* Aim:
All the data below goes into the copy word for word, but the pictures don't.
------ Record extracts ------
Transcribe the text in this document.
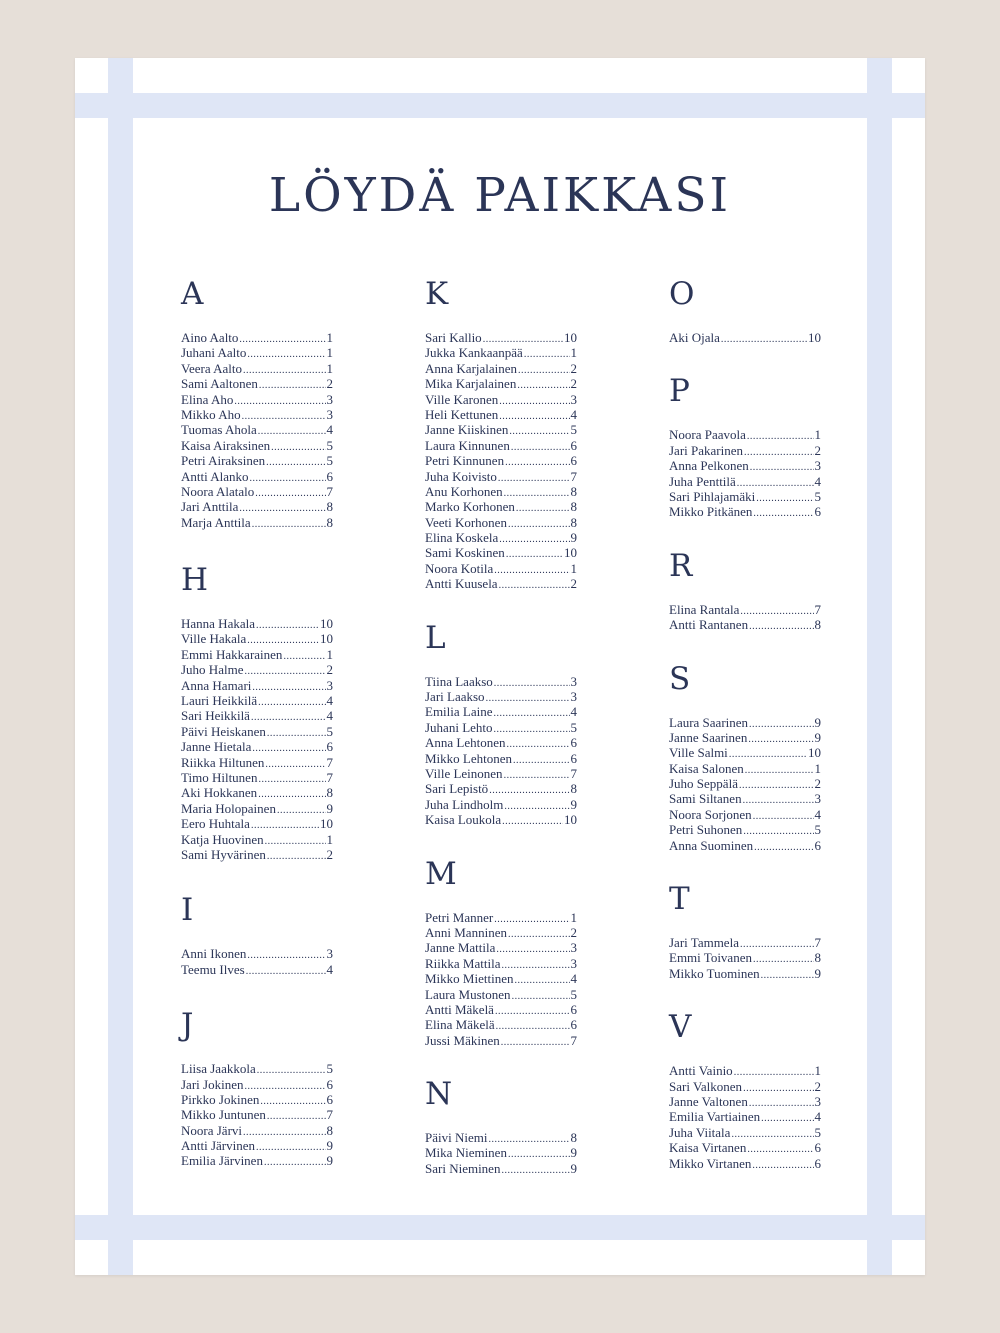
LÖYDÄ PAIKKASI
A
Aino Aalto .....	1
Juhani Aalto .....	1
Veera Aalto .....	1
Sami Aaltonen .....	2
Elina Aho .....	3
Mikko Aho .....	3
Tuomas Ahola .....	4
Kaisa Airaksinen .....	5
Petri Airaksinen .....	5
Antti Alanko .....	6
Noora Alatalo .....	7
Jari Anttila .....	8
Marja Anttila .....	8
H
Hanna Hakala .....	10
Ville Hakala .....	10
Emmi Hakkarainen .....	1
Juho Halme .....	2
Anna Hamari .....	3
Lauri Heikkilä .....	4
Sari Heikkilä .....	4
Päivi Heiskanen .....	5
Janne Hietala .....	6
Riikka Hiltunen .....	7
Timo Hiltunen .....	7
Aki Hokkanen .....	8
Maria Holopainen .....	9
Eero Huhtala .....	10
Katja Huovinen .....	1
Sami Hyvärinen .....	2
I
Anni Ikonen .....	3
Teemu Ilves .....	4
J
Liisa Jaakkola .....	5
Jari Jokinen .....	6
Pirkko Jokinen .....	6
Mikko Juntunen .....	7
Noora Järvi .....	8
Antti Järvinen .....	9
Emilia Järvinen .....	9
K
Sari Kallio .....	10
Jukka Kankaanpää .....	1
Anna Karjalainen .....	2
Mika Karjalainen .....	2
Ville Karonen .....	3
Heli Kettunen .....	4
Janne Kiiskinen .....	5
Laura Kinnunen .....	6
Petri Kinnunen .....	6
Juha Koivisto .....	7
Anu Korhonen .....	8
Marko Korhonen .....	8
Veeti Korhonen .....	8
Elina Koskela .....	9
Sami Koskinen .....	10
Noora Kotila .....	1
Antti Kuusela .....	2
L
Tiina Laakso .....	3
Jari Laakso .....	3
Emilia Laine .....	4
Juhani Lehto .....	5
Anna Lehtonen .....	6
Mikko Lehtonen .....	6
Ville Leinonen .....	7
Sari Lepistö .....	8
Juha Lindholm .....	9
Kaisa Loukola .....	10
M
Petri Manner .....	1
Anni Manninen .....	2
Janne Mattila .....	3
Riikka Mattila .....	3
Mikko Miettinen .....	4
Laura Mustonen .....	5
Antti Mäkelä .....	6
Elina Mäkelä .....	6
Jussi Mäkinen .....	7
N
Päivi Niemi .....	8
Mika Nieminen .....	9
Sari Nieminen .....	9
O
Aki Ojala .....	10
P
Noora Paavola .....	1
Jari Pakarinen .....	2
Anna Pelkonen .....	3
Juha Penttilä .....	4
Sari Pihlajamäki .....	5
Mikko Pitkänen .....	6
R
Elina Rantala .....	7
Antti Rantanen .....	8
S
Laura Saarinen .....	9
Janne Saarinen .....	9
Ville Salmi .....	10
Kaisa Salonen .....	1
Juho Seppälä .....	2
Sami Siltanen .....	3
Noora Sorjonen .....	4
Petri Suhonen .....	5
Anna Suominen .....	6
T
Jari Tammela .....	7
Emmi Toivanen .....	8
Mikko Tuominen .....	9
V
Antti Vainio .....	1
Sari Valkonen .....	2
Janne Valtonen .....	3
Emilia Vartiainen .....	4
Juha Viitala .....	5
Kaisa Virtanen .....	6
Mikko Virtanen .....	6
------
* Complete output:
Transcribe the text in this document.
LÖYDÄ PAIKKASI
A
Aino Aalto .....	1
Juhani Aalto .....	1
Veera Aalto .....	1
Sami Aaltonen .....	2
Elina Aho .....	3
Mikko Aho .....	3
Tuomas Ahola .....	4
Kaisa Airaksinen .....	5
Petri Airaksinen .....	5
Antti Alanko .....	6
Noora Alatalo .....	7
Jari Anttila .....	8
Marja Anttila .....	8
H
Hanna Hakala .....	10
Ville Hakala .....	10
Emmi Hakkarainen .....	1
Juho Halme .....	2
Anna Hamari .....	3
Lauri Heikkilä .....	4
Sari Heikkilä .....	4
Päivi Heiskanen .....	5
Janne Hietala .....	6
Riikka Hiltunen .....	7
Timo Hiltunen .....	7
Aki Hokkanen .....	8
Maria Holopainen .....	9
Eero Huhtala .....	10
Katja Huovinen .....	1
Sami Hyvärinen .....	2
I
Anni Ikonen .....	3
Teemu Ilves .....	4
J
Liisa Jaakkola .....	5
Jari Jokinen .....	6
Pirkko Jokinen .....	6
Mikko Juntunen .....	7
Noora Järvi .....	8
Antti Järvinen .....	9
Emilia Järvinen .....	9
K
Sari Kallio .....	10
Jukka Kankaanpää .....	1
Anna Karjalainen .....	2
Mika Karjalainen .....	2
Ville Karonen .....	3
Heli Kettunen .....	4
Janne Kiiskinen .....	5
Laura Kinnunen .....	6
Petri Kinnunen .....	6
Juha Koivisto .....	7
Anu Korhonen .....	8
Marko Korhonen .....	8
Veeti Korhonen .....	8
Elina Koskela .....	9
Sami Koskinen .....	10
Noora Kotila .....	1
Antti Kuusela .....	2
L
Tiina Laakso .....	3
Jari Laakso .....	3
Emilia Laine .....	4
Juhani Lehto .....	5
Anna Lehtonen .....	6
Mikko Lehtonen .....	6
Ville Leinonen .....	7
Sari Lepistö .....	8
Juha Lindholm .....	9
Kaisa Loukola .....	10
M
Petri Manner .....	1
Anni Manninen .....	2
Janne Mattila .....	3
Riikka Mattila .....	3
Mikko Miettinen .....	4
Laura Mustonen .....	5
Antti Mäkelä .....	6
Elina Mäkelä .....	6
Jussi Mäkinen .....	7
N
Päivi Niemi .....	8
Mika Nieminen .....	9
Sari Nieminen .....	9
O
Aki Ojala .....	10
P
Noora Paavola .....	1
Jari Pakarinen .....	2
Anna Pelkonen .....	3
Juha Penttilä .....	4
Sari Pihlajamäki .....	5
Mikko Pitkänen .....	6
R
Elina Rantala .....	7
Antti Rantanen .....	8
S
Laura Saarinen .....	9
Janne Saarinen .....	9
Ville Salmi .....	10
Kaisa Salonen .....	1
Juho Seppälä .....	2
Sami Siltanen .....	3
Noora Sorjonen .....	4
Petri Suhonen .....	5
Anna Suominen .....	6
T
Jari Tammela .....	7
Emmi Toivanen .....	8
Mikko Tuominen .....	9
V
Antti Vainio .....	1
Sari Valkonen .....	2
Janne Valtonen .....	3
Emilia Vartiainen .....	4
Juha Viitala .....	5
Kaisa Virtanen .....	6
Mikko Virtanen .....	6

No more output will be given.